»»

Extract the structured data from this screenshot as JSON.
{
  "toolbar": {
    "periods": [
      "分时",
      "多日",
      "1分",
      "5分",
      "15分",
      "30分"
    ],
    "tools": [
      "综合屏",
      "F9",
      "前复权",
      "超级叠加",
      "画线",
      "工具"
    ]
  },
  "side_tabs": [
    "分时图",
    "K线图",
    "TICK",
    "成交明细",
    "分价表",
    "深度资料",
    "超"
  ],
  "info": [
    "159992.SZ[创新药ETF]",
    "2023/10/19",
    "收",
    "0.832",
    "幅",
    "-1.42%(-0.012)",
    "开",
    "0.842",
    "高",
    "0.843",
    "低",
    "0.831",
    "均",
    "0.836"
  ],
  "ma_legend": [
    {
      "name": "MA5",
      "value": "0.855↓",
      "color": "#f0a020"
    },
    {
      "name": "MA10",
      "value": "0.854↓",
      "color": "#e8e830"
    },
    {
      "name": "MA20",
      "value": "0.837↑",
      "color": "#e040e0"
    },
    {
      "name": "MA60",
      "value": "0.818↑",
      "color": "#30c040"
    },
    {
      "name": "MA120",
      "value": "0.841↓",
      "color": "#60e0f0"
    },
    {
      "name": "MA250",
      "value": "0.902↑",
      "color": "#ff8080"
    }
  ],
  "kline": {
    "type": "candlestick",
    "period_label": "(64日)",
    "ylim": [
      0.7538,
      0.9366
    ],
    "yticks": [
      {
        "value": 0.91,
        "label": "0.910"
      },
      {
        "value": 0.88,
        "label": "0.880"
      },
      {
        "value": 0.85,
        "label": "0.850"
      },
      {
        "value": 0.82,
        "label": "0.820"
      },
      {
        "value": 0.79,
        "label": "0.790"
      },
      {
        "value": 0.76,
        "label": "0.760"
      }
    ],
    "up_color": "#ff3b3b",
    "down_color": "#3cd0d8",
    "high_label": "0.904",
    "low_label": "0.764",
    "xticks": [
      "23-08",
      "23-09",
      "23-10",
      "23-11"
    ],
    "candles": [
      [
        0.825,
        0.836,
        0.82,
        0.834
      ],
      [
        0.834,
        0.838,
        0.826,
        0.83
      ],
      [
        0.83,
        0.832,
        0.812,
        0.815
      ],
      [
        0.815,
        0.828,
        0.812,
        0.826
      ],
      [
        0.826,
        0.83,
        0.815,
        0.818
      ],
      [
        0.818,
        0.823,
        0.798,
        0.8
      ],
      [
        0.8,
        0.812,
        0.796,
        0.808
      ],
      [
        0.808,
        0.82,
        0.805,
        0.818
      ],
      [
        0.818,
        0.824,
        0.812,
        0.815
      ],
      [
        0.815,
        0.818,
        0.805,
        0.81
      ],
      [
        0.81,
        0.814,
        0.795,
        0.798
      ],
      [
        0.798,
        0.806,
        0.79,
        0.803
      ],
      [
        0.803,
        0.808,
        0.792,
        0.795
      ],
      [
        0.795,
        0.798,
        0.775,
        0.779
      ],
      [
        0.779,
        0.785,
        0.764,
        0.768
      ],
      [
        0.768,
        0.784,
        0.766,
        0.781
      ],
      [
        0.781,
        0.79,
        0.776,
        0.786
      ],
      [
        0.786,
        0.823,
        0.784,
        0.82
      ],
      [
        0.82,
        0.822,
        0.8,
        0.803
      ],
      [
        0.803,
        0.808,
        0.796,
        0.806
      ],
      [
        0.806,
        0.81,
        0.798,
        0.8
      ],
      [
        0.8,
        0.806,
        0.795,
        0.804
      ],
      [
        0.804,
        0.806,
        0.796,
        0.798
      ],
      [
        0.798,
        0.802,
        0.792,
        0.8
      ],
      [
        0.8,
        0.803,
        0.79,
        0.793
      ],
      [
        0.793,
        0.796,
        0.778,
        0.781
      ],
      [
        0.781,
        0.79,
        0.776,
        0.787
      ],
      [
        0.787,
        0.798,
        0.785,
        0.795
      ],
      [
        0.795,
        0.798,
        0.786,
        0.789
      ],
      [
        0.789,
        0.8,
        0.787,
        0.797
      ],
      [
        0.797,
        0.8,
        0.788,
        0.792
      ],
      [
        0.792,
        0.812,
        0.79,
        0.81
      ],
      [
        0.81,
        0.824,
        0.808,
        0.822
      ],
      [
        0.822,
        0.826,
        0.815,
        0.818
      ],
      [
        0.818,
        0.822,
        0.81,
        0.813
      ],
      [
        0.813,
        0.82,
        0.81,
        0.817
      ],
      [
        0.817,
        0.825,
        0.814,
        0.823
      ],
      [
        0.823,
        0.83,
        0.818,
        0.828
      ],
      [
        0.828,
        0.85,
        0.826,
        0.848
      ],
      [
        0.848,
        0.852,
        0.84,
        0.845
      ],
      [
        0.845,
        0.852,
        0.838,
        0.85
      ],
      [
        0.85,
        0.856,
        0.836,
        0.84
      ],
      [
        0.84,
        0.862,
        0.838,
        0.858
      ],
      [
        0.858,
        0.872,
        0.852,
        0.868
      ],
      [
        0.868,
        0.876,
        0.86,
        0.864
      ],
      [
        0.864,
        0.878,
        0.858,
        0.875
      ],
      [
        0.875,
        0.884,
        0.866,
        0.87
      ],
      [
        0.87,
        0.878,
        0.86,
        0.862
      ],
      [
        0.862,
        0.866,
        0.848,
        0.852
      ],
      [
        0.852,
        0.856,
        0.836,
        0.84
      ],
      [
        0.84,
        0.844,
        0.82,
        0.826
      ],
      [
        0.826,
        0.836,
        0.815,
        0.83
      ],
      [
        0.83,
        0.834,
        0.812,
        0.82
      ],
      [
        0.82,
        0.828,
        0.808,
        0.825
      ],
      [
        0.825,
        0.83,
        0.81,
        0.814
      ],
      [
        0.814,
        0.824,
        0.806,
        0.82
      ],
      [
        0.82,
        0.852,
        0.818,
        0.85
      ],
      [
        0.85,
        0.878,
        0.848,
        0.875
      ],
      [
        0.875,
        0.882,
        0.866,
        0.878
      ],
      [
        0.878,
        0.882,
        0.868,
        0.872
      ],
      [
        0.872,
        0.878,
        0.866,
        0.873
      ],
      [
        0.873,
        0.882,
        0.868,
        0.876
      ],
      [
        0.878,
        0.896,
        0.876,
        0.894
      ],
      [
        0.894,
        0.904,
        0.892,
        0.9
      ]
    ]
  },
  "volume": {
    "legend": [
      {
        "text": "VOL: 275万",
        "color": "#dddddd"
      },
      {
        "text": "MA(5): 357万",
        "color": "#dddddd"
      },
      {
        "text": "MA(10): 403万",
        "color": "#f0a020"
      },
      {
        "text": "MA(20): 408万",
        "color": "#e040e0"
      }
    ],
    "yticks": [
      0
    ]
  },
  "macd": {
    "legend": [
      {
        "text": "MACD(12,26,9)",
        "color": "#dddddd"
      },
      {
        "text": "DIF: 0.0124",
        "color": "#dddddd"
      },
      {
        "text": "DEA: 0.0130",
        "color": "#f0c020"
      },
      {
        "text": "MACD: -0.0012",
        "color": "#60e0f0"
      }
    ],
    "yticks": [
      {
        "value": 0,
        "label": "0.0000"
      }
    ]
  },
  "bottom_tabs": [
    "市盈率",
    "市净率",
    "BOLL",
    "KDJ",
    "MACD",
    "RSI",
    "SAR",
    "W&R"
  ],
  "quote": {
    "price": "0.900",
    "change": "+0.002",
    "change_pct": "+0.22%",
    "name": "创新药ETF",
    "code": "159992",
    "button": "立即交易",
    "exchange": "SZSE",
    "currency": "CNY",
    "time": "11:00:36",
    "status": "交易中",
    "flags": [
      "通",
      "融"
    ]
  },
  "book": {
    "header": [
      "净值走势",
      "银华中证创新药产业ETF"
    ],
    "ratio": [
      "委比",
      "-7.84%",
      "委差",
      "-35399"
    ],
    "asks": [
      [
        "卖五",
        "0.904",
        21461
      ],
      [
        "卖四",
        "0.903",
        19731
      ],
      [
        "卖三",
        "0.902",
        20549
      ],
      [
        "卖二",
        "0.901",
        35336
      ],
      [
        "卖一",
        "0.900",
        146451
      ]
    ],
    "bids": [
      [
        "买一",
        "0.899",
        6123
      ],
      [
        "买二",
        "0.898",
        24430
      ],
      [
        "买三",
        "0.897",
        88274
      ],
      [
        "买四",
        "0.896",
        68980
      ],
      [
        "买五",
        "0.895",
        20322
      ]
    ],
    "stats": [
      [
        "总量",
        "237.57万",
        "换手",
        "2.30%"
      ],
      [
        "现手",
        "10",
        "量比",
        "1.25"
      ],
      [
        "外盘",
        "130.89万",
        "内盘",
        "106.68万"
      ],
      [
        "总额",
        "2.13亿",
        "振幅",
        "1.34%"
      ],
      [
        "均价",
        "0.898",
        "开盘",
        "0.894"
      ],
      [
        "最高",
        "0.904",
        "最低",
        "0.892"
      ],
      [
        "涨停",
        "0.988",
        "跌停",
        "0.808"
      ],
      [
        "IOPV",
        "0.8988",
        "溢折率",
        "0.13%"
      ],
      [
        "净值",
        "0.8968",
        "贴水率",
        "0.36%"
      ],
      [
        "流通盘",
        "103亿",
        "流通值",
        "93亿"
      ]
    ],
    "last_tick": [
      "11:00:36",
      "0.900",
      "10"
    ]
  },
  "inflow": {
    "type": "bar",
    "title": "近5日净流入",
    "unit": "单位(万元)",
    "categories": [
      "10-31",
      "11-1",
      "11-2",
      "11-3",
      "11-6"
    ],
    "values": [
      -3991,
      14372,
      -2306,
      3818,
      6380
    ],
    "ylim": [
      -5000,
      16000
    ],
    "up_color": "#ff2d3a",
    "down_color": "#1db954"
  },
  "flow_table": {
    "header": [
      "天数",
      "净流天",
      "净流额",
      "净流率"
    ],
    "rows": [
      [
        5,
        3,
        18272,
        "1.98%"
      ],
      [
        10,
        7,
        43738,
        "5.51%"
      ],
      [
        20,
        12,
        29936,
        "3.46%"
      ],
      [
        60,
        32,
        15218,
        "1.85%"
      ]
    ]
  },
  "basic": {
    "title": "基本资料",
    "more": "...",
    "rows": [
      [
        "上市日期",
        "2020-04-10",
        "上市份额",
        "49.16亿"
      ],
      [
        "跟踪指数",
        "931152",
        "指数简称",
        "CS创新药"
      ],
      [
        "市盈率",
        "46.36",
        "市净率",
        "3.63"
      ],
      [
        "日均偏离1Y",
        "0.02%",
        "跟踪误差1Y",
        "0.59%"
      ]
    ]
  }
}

««

▸ **Exercise**
Say how many lines in the listing above include "text". Give nothing but the number.

▸ **Exercise result**
8